(Figure record listings)
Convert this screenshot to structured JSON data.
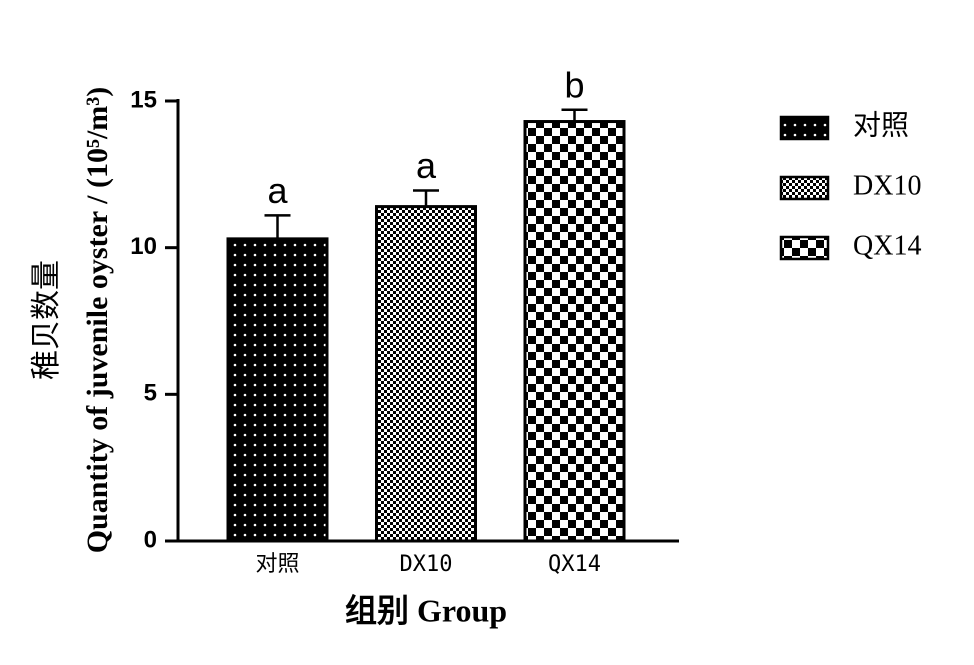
{
  "chart_data": {
    "type": "bar",
    "y_label_cn": "稚贝数量",
    "y_label": "Quantity of juvenile oyster / (10⁵/m³)",
    "x_label": "组别  Group",
    "categories": [
      "对照",
      "DX10",
      "QX14"
    ],
    "values": [
      10.3,
      11.4,
      14.3
    ],
    "errors": [
      0.8,
      0.55,
      0.4
    ],
    "significance": [
      "a",
      "a",
      "b"
    ],
    "ylim": [
      0,
      15
    ],
    "yticks": [
      0,
      5,
      10,
      15
    ],
    "color": "#000000"
  }
}
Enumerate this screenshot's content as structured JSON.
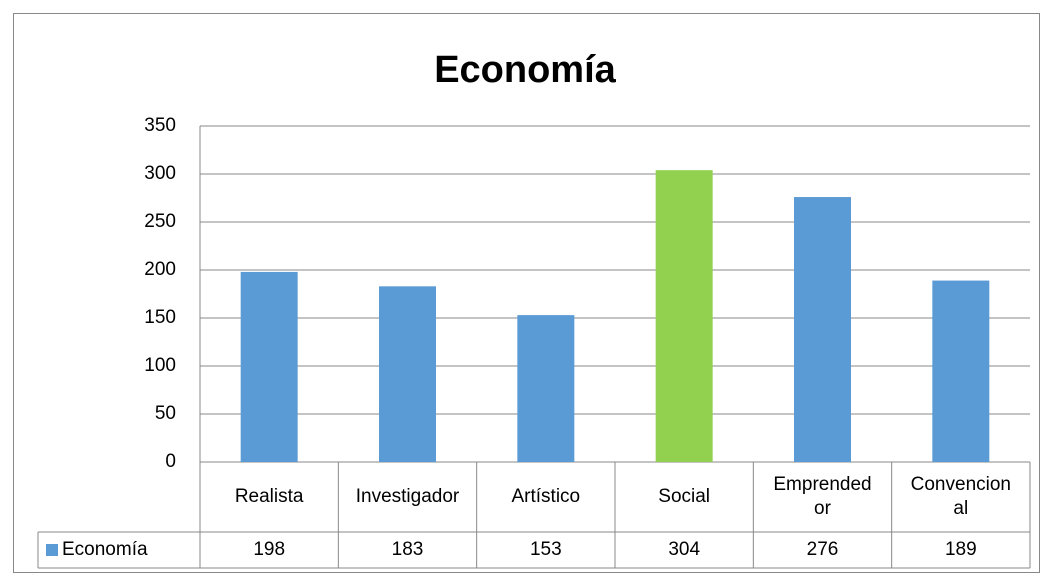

_Exercise requirements:_ Your copy should match the records word for word, with the pictures removed.

_Solution below:_
Convert this screenshot to structured JSON data.
{
  "chart_data": {
    "type": "bar",
    "y_label_cn": "稚贝数量",
    "y_label": "Quantity of juvenile oyster / (10⁵/m³)",
    "x_label": "组别  Group",
    "categories": [
      "对照",
      "DX10",
      "QX14"
    ],
    "values": [
      10.3,
      11.4,
      14.3
    ],
    "errors": [
      0.8,
      0.55,
      0.4
    ],
    "significance": [
      "a",
      "a",
      "b"
    ],
    "ylim": [
      0,
      15
    ],
    "yticks": [
      0,
      5,
      10,
      15
    ],
    "color": "#000000"
  }
}
Enumerate this screenshot's content as structured JSON.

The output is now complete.